* Begin Task data *

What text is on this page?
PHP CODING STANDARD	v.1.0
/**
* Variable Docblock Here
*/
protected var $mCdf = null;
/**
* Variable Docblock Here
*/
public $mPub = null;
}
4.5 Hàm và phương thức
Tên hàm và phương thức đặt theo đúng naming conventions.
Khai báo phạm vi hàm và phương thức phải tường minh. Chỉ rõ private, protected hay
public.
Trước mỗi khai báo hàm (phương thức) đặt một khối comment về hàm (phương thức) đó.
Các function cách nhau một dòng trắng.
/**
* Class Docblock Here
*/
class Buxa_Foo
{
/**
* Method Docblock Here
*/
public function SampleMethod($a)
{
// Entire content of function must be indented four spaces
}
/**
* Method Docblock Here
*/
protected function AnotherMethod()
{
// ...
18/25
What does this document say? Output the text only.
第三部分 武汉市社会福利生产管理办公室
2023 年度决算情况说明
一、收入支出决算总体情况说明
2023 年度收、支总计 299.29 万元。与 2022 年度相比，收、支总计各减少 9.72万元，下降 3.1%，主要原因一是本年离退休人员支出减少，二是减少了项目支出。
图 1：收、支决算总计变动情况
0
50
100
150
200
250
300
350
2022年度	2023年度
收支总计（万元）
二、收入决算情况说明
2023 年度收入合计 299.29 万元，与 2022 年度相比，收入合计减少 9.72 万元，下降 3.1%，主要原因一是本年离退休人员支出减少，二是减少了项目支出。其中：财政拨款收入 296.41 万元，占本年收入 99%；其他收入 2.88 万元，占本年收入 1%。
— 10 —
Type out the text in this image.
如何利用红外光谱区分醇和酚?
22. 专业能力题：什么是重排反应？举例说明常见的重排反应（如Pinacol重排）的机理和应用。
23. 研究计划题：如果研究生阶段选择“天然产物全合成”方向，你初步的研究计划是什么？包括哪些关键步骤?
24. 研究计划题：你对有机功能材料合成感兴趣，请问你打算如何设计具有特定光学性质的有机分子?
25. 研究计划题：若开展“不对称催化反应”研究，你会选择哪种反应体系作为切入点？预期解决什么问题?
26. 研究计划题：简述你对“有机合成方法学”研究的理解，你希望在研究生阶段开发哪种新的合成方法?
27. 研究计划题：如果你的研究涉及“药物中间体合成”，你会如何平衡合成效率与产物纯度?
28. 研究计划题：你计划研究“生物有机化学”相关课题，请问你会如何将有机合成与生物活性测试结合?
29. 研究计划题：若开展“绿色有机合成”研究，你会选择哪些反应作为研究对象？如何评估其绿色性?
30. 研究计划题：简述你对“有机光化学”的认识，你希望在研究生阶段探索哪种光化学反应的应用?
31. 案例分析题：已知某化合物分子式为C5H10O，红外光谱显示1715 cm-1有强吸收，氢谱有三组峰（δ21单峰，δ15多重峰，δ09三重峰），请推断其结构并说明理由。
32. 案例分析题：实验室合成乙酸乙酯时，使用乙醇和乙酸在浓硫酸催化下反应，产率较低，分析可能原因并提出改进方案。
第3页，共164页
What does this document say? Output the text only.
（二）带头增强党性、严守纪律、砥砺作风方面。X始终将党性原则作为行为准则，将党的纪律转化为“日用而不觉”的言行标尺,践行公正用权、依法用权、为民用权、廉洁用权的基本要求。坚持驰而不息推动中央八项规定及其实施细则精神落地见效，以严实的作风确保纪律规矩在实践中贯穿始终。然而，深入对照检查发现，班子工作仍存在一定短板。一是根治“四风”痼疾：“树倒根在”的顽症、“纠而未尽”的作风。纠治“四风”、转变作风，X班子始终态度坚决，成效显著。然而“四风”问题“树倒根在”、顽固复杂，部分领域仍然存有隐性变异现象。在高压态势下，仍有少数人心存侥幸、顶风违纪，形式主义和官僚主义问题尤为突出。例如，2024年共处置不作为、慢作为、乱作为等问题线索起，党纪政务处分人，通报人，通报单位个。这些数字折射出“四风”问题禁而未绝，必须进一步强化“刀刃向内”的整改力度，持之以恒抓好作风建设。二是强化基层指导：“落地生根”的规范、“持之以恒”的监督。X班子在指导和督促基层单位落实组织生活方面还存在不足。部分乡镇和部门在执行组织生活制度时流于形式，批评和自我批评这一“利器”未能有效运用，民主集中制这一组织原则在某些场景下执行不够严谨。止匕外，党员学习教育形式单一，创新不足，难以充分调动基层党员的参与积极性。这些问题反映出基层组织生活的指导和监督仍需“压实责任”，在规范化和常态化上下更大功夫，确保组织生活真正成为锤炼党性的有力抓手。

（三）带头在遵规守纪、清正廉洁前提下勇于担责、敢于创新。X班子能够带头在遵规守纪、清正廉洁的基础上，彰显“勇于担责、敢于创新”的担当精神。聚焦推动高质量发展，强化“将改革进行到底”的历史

* End Task data *

— Your objective —
Among the entries above, how many lines include the word "phương"? Reply with the number only.

— Full output —
4